What you are asked to do:
Convert the data below into a Markdown table with the columns Row and Line. Number every non-blank line in order, and leave out any blank lines.

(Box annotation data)
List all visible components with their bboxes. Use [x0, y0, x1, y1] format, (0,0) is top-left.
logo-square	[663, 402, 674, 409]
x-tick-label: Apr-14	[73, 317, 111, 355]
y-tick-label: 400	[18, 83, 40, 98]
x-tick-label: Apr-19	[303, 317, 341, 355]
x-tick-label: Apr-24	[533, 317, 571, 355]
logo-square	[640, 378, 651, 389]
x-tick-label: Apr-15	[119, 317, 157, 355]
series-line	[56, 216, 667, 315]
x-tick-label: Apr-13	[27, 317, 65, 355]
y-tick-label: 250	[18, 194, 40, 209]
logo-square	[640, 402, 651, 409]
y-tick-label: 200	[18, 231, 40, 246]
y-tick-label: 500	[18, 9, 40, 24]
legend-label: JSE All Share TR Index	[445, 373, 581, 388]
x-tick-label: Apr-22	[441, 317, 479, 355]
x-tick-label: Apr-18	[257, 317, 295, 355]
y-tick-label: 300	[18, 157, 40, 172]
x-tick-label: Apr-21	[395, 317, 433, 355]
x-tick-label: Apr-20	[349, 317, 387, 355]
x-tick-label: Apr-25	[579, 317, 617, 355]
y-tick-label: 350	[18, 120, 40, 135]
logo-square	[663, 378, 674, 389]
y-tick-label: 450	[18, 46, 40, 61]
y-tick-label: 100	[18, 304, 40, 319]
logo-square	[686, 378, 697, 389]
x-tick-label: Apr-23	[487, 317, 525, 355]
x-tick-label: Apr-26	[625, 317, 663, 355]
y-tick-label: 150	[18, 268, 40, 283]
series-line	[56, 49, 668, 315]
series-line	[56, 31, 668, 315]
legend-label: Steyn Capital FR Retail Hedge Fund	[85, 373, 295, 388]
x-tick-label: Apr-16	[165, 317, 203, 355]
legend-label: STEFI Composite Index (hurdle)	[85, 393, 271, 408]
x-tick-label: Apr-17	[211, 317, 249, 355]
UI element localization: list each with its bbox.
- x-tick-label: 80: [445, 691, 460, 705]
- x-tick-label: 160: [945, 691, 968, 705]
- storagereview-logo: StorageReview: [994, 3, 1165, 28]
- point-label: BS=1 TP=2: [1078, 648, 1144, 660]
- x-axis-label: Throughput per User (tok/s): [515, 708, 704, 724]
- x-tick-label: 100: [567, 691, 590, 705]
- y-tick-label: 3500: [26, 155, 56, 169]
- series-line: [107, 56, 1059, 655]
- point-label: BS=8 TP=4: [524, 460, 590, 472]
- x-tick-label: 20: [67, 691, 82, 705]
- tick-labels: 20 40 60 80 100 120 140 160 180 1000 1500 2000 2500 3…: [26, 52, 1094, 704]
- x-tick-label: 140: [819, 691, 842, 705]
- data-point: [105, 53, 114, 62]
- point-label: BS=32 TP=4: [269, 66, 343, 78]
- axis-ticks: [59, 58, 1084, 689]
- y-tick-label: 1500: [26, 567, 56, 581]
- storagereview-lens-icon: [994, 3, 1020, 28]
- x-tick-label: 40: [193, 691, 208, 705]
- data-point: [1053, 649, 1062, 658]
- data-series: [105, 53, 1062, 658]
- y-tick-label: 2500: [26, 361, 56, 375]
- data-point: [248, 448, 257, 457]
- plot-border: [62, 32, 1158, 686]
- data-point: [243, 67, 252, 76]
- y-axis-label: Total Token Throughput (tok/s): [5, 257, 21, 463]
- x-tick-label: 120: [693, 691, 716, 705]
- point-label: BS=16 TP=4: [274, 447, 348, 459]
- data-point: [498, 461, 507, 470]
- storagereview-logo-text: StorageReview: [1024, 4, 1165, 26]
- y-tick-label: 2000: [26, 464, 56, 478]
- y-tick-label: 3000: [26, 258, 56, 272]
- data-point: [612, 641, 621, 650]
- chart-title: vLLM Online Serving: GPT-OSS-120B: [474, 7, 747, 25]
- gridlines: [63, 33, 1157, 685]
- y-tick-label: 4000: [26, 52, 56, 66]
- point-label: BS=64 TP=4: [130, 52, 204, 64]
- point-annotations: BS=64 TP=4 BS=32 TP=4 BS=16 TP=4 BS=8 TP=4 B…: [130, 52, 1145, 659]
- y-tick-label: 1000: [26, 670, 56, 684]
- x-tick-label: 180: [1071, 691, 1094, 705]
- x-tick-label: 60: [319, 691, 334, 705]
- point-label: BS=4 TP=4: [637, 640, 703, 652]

Solution below:
| Row | Line |
|---|---|
| 1 | List all visible components with their bboxes. Use [x0, y0, x1, y1] format, (0,0) is top-left. |
| 2 | logo-square	[663, 402, 674, 409] |
| 3 | x-tick-label: Apr-14	[73, 317, 111, 355] |
| 4 | y-tick-label: 400	[18, 83, 40, 98] |
| 5 | x-tick-label: Apr-19	[303, 317, 341, 355] |
| 6 | x-tick-label: Apr-24	[533, 317, 571, 355] |
| 7 | logo-square	[640, 378, 651, 389] |
| 8 | x-tick-label: Apr-15	[119, 317, 157, 355] |
| 9 | series-line	[56, 216, 667, 315] |
| 10 | x-tick-label: Apr-13	[27, 317, 65, 355] |
| 11 | y-tick-label: 250	[18, 194, 40, 209] |
| 12 | logo-square	[640, 402, 651, 409] |
| 13 | y-tick-label: 200	[18, 231, 40, 246] |
| 14 | y-tick-label: 500	[18, 9, 40, 24] |
| 15 | legend-label: JSE All Share TR Index	[445, 373, 581, 388] |
| 16 | x-tick-label: Apr-22	[441, 317, 479, 355] |
| 17 | x-tick-label: Apr-18	[257, 317, 295, 355] |
| 18 | y-tick-label: 300	[18, 157, 40, 172] |
| 19 | x-tick-label: Apr-21	[395, 317, 433, 355] |
| 20 | x-tick-label: Apr-20	[349, 317, 387, 355] |
| 21 | x-tick-label: Apr-25	[579, 317, 617, 355] |
| 22 | y-tick-label: 350	[18, 120, 40, 135] |
| 23 | logo-square	[663, 378, 674, 389] |
| 24 | y-tick-label: 450	[18, 46, 40, 61] |
| 25 | y-tick-label: 100	[18, 304, 40, 319] |
| 26 | logo-square	[686, 378, 697, 389] |
| 27 | x-tick-label: Apr-23	[487, 317, 525, 355] |
| 28 | x-tick-label: Apr-26	[625, 317, 663, 355] |
| 29 | y-tick-label: 150	[18, 268, 40, 283] |
| 30 | series-line	[56, 49, 668, 315] |
| 31 | series-line	[56, 31, 668, 315] |
| 32 | legend-label: Steyn Capital FR Retail Hedge Fund	[85, 373, 295, 388] |
| 33 | x-tick-label: Apr-16	[165, 317, 203, 355] |
| 34 | legend-label: STEFI Composite Index (hurdle)	[85, 393, 271, 408] |
| 35 | x-tick-label: Apr-17	[211, 317, 249, 355] |
| 36 | UI element localization: list each with its bbox. |
| 37 | - x-tick-label: 80: [445, 691, 460, 705] |
| 38 | - x-tick-label: 160: [945, 691, 968, 705] |
| 39 | - storagereview-logo: StorageReview: [994, 3, 1165, 28] |
| 40 | - point-label: BS=1 TP=2: [1078, 648, 1144, 660] |
| 41 | - x-axis-label: Throughput per User (tok/s): [515, 708, 704, 724] |
| 42 | - x-tick-label: 100: [567, 691, 590, 705] |
| 43 | - y-tick-label: 3500: [26, 155, 56, 169] |
| 44 | - series-line: [107, 56, 1059, 655] |
| 45 | - point-label: BS=8 TP=4: [524, 460, 590, 472] |
| 46 | - x-tick-label: 20: [67, 691, 82, 705] |
| 47 | - tick-labels: 20 40 60 80 100 120 140 160 180 1000 1500 2000 2500 3…: [26, 52, 1094, 704] |
| 48 | - x-tick-label: 140: [819, 691, 842, 705] |
| 49 | - data-point: [105, 53, 114, 62] |
| 50 | - point-label: BS=32 TP=4: [269, 66, 343, 78] |
| 51 | - axis-ticks: [59, 58, 1084, 689] |
| 52 | - y-tick-label: 1500: [26, 567, 56, 581] |
| 53 | - storagereview-lens-icon: [994, 3, 1020, 28] |
| 54 | - x-tick-label: 40: [193, 691, 208, 705] |
| 55 | - data-point: [1053, 649, 1062, 658] |
| 56 | - data-series: [105, 53, 1062, 658] |
| 57 | - y-tick-label: 2500: [26, 361, 56, 375] |
| 58 | - data-point: [248, 448, 257, 457] |
| 59 | - plot-border: [62, 32, 1158, 686] |
| 60 | - data-point: [243, 67, 252, 76] |
| 61 | - y-axis-label: Total Token Throughput (tok/s): [5, 257, 21, 463] |
| 62 | - x-tick-label: 120: [693, 691, 716, 705] |
| 63 | - point-label: BS=16 TP=4: [274, 447, 348, 459] |
| 64 | - data-point: [498, 461, 507, 470] |
| 65 | - storagereview-logo-text: StorageReview: [1024, 4, 1165, 26] |
| 66 | - y-tick-label: 2000: [26, 464, 56, 478] |
| 67 | - y-tick-label: 3000: [26, 258, 56, 272] |
| 68 | - data-point: [612, 641, 621, 650] |
| 69 | - chart-title: vLLM Online Serving: GPT-OSS-120B: [474, 7, 747, 25] |
| 70 | - gridlines: [63, 33, 1157, 685] |
| 71 | - y-tick-label: 4000: [26, 52, 56, 66] |
| 72 | - point-label: BS=64 TP=4: [130, 52, 204, 64] |
| 73 | - point-annotations: BS=64 TP=4 BS=32 TP=4 BS=16 TP=4 BS=8 TP=4 B…: [130, 52, 1145, 659] |
| 74 | - y-tick-label: 1000: [26, 670, 56, 684] |
| 75 | - x-tick-label: 180: [1071, 691, 1094, 705] |
| 76 | - x-tick-label: 60: [319, 691, 334, 705] |
| 77 | - point-label: BS=4 TP=4: [637, 640, 703, 652] |